[Given instruction]: Copy out the lines of the records starting with the line containing "- staticText: #15 4011438: [83, 26, 140, 38]" and ending with the line containing "- staticText: 盛夏送好礼: [107, 85, 130, 91]", both of them included.
==========
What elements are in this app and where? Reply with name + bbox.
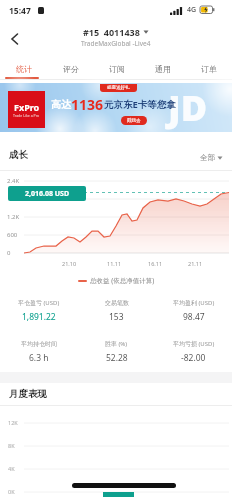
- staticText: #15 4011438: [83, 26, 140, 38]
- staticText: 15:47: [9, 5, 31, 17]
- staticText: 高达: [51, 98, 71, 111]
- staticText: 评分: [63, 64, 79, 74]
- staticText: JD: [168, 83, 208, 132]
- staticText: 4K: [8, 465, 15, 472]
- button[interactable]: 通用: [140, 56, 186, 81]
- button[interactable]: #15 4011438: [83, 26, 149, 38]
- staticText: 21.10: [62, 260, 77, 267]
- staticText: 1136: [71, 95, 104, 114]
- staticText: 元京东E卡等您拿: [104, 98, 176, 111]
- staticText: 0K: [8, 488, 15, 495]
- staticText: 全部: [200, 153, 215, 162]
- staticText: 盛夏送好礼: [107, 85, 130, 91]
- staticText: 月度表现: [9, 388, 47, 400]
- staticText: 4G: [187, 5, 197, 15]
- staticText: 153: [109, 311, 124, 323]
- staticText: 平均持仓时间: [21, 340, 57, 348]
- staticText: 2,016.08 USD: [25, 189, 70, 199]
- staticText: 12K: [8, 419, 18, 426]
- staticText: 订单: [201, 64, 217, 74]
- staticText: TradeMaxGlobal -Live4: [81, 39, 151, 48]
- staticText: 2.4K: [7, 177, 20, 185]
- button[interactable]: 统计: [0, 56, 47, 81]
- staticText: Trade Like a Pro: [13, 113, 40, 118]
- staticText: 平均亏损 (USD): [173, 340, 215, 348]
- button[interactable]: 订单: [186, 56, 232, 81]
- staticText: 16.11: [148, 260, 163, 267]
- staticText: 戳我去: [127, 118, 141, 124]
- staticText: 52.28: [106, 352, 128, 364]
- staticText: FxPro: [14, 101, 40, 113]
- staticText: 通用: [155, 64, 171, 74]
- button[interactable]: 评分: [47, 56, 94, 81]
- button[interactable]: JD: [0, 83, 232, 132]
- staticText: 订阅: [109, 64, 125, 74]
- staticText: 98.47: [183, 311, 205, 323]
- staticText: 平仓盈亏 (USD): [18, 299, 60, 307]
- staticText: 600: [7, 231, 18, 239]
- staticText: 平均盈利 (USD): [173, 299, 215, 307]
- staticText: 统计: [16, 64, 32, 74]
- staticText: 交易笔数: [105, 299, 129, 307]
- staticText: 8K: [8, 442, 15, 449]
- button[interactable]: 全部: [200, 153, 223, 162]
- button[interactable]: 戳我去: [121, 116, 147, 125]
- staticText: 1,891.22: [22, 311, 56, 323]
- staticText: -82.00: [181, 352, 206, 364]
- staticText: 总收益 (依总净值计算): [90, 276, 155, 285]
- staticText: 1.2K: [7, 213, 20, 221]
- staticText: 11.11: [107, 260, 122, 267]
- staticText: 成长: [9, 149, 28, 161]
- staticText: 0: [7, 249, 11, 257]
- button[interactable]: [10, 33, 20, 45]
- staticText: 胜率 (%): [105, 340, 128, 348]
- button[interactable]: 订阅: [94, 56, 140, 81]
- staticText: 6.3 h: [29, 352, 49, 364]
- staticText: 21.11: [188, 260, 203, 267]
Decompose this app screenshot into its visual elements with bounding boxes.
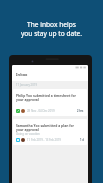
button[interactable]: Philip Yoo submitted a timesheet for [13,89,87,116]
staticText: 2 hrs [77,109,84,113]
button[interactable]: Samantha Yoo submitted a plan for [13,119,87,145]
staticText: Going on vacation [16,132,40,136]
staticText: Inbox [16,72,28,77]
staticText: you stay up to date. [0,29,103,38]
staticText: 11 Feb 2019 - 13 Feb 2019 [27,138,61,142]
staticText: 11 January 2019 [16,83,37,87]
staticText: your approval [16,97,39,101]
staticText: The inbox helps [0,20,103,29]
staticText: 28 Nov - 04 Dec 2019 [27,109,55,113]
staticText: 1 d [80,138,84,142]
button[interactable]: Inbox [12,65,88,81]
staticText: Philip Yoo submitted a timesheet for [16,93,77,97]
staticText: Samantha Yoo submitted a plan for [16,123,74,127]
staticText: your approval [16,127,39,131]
==========
[Response]:
- staticText: #15 4011438: [83, 26, 140, 38]
- staticText: 15:47: [9, 5, 31, 17]
- staticText: 高达: [51, 98, 71, 111]
- staticText: 评分: [63, 64, 79, 74]
- staticText: JD: [168, 83, 208, 132]
- staticText: 4K: [8, 465, 15, 472]
- button[interactable]: 通用: [140, 56, 186, 81]
- button[interactable]: #15 4011438: [83, 26, 149, 38]
- staticText: 21.10: [62, 260, 77, 267]
- staticText: 1136: [71, 95, 104, 114]
- staticText: 元京东E卡等您拿: [104, 98, 176, 111]
- staticText: 0K: [8, 488, 15, 495]
- staticText: 全部: [200, 153, 215, 162]
- staticText: 盛夏送好礼: [107, 85, 130, 91]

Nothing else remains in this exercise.